- [WHAT YOU HAVE TO DO]: Look in the data below for the line that contains "Convert this document image to plain text.". Copy that line and the remaining lines exactly.

....................

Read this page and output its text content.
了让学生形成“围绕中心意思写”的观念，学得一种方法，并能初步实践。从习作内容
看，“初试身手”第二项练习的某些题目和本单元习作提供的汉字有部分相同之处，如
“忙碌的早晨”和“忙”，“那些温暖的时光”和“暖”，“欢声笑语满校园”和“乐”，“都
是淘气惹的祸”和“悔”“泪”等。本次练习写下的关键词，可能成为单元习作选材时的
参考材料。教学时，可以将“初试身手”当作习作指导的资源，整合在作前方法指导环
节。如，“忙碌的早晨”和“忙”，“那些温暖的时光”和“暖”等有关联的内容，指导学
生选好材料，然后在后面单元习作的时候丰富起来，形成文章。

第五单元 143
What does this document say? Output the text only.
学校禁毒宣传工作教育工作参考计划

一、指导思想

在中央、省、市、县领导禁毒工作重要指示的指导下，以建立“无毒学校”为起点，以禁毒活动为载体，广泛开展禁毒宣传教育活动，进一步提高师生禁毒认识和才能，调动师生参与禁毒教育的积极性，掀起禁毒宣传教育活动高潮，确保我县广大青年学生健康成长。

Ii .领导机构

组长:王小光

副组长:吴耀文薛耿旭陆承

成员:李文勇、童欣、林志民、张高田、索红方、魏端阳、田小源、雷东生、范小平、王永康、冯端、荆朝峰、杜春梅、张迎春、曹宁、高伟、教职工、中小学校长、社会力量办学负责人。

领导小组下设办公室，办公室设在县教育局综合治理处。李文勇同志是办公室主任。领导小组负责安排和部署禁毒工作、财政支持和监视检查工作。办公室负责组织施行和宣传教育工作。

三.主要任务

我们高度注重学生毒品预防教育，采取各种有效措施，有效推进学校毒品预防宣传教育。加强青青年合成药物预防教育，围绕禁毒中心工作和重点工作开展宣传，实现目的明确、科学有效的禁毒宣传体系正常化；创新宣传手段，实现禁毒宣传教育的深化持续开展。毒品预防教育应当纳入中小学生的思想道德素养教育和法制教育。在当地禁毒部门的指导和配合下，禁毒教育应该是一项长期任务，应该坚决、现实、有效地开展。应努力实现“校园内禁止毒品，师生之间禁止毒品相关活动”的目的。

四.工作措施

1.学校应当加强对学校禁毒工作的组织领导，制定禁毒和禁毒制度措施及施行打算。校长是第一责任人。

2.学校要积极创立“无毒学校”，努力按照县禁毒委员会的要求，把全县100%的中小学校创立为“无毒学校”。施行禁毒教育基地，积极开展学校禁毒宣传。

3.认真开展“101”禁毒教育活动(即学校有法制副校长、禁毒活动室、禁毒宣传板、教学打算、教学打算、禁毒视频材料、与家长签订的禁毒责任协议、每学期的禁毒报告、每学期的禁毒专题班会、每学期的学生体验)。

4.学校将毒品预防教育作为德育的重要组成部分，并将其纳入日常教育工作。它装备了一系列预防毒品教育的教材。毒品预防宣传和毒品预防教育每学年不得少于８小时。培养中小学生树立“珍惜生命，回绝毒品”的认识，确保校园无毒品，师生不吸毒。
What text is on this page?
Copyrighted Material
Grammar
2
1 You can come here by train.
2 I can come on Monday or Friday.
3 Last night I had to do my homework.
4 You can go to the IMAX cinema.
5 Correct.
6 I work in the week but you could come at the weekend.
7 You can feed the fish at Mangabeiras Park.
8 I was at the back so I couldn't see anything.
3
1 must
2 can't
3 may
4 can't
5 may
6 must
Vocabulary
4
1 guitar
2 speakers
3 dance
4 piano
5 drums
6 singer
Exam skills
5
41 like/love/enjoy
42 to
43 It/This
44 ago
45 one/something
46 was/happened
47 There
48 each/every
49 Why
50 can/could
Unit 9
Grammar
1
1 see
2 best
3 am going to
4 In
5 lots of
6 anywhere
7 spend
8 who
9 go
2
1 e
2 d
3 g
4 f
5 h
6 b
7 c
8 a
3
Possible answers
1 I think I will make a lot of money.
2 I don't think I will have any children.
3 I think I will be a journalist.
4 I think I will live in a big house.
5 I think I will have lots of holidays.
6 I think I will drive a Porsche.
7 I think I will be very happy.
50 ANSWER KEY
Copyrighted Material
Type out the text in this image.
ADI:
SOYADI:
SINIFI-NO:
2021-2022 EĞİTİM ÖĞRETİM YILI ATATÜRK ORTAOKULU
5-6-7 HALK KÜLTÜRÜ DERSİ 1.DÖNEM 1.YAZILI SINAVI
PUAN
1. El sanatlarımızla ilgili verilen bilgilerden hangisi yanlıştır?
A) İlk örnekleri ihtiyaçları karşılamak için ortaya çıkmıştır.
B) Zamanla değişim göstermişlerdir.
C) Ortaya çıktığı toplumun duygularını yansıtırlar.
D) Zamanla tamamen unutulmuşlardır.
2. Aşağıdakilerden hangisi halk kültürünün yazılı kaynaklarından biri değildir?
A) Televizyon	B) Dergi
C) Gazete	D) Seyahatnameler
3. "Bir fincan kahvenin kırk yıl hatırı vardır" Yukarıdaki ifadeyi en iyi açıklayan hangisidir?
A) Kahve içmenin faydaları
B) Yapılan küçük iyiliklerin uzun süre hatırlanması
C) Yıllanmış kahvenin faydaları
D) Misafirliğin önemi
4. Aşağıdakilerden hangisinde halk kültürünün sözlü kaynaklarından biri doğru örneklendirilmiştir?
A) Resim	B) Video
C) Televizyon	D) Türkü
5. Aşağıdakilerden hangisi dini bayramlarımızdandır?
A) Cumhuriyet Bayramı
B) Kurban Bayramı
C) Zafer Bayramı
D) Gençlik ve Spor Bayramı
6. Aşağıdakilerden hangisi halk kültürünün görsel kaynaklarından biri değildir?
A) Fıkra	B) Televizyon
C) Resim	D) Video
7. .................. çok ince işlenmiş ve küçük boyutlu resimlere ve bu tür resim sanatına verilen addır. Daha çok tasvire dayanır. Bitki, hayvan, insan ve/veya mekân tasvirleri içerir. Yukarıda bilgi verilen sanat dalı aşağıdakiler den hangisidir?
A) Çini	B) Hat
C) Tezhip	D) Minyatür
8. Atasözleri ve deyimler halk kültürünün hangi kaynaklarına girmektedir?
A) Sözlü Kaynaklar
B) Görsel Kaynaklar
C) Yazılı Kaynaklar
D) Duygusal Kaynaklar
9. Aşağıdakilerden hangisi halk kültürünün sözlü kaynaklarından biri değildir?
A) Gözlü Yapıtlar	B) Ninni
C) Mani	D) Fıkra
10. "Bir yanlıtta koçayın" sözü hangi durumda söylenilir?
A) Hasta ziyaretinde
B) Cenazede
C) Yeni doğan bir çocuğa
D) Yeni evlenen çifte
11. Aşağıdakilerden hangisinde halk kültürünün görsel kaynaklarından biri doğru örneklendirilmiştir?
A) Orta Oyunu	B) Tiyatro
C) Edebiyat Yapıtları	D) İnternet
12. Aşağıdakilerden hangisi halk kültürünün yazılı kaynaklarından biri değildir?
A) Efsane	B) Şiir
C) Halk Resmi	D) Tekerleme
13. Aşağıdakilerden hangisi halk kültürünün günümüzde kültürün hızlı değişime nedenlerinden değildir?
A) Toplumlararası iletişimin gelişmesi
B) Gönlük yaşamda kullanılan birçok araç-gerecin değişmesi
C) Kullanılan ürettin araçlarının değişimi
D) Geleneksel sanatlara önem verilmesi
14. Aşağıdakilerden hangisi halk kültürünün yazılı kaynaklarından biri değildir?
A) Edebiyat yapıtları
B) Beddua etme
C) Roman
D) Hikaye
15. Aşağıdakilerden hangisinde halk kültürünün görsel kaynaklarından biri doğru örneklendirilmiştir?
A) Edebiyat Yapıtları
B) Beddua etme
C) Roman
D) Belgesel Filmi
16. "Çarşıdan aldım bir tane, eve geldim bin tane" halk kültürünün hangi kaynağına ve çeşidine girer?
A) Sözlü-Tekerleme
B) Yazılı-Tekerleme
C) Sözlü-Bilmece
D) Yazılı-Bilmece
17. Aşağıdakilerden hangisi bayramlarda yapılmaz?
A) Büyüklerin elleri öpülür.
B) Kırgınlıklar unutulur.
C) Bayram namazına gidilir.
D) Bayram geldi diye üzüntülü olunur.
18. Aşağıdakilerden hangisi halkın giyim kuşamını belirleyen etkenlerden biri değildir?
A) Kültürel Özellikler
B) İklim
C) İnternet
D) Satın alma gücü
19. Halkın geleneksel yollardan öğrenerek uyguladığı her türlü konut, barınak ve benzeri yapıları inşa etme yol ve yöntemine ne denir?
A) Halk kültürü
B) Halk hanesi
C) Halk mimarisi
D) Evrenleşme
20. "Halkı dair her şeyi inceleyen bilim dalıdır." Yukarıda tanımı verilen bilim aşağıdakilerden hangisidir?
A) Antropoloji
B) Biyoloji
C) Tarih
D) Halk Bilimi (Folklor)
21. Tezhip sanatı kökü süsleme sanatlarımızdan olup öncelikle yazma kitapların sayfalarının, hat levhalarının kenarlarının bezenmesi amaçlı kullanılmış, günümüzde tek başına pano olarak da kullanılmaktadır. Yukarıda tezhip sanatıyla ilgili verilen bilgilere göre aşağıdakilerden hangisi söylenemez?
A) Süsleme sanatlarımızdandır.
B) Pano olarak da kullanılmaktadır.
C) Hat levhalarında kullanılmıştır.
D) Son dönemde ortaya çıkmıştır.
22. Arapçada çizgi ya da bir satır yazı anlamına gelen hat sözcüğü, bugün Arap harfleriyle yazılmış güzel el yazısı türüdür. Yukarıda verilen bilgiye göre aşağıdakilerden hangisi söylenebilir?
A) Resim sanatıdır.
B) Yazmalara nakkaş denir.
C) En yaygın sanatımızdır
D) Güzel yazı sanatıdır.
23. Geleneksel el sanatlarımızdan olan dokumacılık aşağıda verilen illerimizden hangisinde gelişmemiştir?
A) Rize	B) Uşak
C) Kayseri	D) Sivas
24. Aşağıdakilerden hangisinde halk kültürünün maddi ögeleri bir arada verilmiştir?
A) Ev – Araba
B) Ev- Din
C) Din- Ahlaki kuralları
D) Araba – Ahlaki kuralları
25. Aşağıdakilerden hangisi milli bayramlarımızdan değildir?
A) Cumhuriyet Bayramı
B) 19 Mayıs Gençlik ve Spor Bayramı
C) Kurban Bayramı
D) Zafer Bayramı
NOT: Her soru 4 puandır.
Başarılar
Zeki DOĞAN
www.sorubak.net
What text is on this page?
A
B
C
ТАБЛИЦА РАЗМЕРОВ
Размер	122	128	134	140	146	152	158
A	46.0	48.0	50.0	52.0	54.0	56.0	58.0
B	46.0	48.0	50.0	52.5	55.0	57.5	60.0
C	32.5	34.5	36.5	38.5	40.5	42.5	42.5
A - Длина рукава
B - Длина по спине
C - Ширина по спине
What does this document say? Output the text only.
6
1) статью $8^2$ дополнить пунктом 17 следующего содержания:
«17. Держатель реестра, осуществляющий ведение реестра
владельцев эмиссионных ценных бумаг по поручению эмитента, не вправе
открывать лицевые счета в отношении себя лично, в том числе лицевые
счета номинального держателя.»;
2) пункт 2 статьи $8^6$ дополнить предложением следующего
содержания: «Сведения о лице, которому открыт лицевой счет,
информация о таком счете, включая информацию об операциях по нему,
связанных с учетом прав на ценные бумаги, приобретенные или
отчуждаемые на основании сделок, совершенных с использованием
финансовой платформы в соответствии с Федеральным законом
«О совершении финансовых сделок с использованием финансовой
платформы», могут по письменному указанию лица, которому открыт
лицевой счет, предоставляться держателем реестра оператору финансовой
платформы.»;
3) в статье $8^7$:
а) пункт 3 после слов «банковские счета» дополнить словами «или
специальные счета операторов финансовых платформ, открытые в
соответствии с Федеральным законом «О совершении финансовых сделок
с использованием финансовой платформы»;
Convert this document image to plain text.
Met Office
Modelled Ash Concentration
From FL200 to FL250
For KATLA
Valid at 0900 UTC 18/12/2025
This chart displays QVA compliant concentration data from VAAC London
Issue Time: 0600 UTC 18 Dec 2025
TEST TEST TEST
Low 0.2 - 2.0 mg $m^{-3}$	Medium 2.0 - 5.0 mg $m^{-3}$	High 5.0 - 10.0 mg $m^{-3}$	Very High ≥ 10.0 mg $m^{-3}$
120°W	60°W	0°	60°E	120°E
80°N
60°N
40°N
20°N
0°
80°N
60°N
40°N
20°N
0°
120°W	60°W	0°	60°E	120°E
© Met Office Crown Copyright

....................

- [EXERCISE RESULT]:
Convert this document image to plain text.
Met Office
Modelled Ash Concentration
From FL200 to FL250
For KATLA
Valid at 0900 UTC 18/12/2025
This chart displays QVA compliant concentration data from VAAC London
Issue Time: 0600 UTC 18 Dec 2025
TEST TEST TEST
Low 0.2 - 2.0 mg $m^{-3}$	Medium 2.0 - 5.0 mg $m^{-3}$	High 5.0 - 10.0 mg $m^{-3}$	Very High ≥ 10.0 mg $m^{-3}$
120°W	60°W	0°	60°E	120°E
80°N
60°N
40°N
20°N
0°
80°N
60°N
40°N
20°N
0°
120°W	60°W	0°	60°E	120°E
© Met Office Crown Copyright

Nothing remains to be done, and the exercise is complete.